Your instructions:
Read the lines below. Copy out any that hold the string "text".

Task inputs:
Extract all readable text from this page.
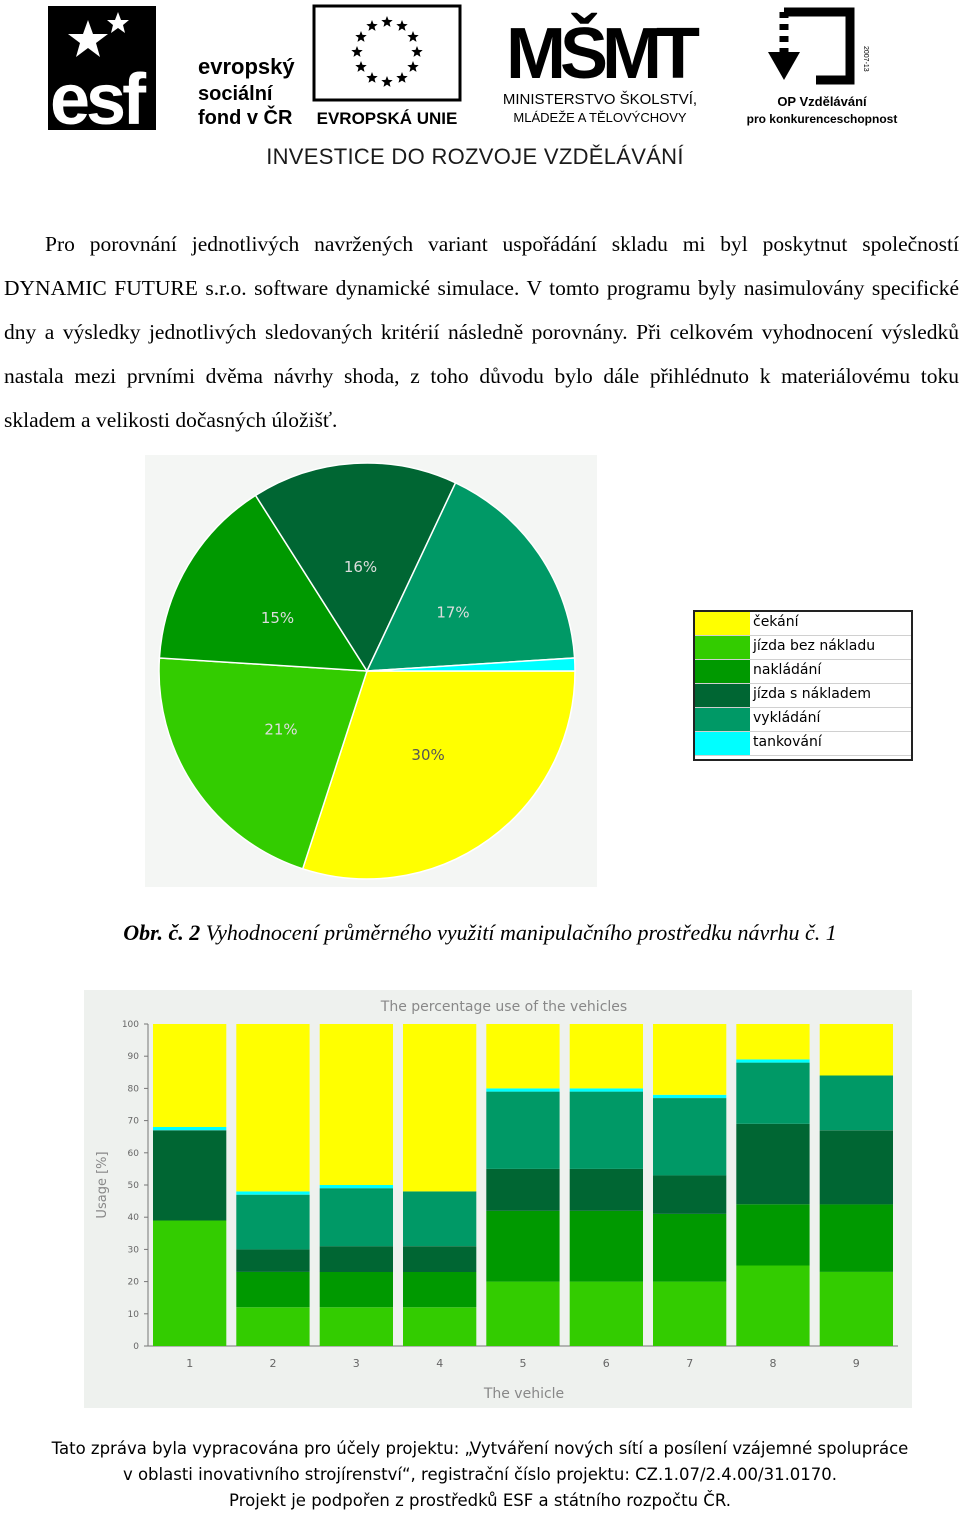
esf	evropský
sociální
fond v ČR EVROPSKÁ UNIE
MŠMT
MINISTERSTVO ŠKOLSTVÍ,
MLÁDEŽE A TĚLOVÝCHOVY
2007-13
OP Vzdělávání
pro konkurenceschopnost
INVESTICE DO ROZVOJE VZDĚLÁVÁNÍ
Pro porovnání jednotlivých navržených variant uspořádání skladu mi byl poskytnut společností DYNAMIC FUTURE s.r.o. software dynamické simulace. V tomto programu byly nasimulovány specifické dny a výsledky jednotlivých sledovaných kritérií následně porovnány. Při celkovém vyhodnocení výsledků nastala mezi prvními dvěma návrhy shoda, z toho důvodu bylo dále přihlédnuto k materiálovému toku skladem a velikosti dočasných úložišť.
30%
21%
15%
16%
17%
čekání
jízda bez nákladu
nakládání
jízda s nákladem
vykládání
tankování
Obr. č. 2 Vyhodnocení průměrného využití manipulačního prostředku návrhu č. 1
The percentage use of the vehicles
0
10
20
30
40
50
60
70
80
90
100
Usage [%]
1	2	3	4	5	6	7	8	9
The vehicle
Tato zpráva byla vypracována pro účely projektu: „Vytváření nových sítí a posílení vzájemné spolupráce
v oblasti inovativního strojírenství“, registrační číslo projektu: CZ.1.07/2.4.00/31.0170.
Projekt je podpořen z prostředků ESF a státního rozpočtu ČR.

==

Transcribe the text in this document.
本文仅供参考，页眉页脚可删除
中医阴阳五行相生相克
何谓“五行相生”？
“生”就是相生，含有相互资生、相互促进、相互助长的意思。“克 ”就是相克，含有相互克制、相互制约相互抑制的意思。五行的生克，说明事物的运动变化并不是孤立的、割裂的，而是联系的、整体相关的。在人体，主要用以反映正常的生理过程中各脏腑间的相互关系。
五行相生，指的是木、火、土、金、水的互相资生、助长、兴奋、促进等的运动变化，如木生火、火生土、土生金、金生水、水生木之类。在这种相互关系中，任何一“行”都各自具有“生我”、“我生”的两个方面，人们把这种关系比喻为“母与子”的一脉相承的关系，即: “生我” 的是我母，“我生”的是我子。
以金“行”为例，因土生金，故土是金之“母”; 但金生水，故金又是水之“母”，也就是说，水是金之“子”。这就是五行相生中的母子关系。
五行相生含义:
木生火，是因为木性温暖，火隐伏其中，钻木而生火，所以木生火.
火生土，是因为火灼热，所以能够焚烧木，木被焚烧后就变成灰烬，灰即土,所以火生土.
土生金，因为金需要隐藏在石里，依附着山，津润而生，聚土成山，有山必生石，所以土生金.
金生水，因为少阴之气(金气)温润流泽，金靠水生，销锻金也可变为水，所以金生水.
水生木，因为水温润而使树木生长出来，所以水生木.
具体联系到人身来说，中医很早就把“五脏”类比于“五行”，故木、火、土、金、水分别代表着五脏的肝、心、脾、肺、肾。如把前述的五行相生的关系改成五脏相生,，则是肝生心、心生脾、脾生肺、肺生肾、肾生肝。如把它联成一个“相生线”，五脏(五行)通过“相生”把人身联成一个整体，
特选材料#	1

The output:
Extract all readable text from this page.
Transcribe the text in this document.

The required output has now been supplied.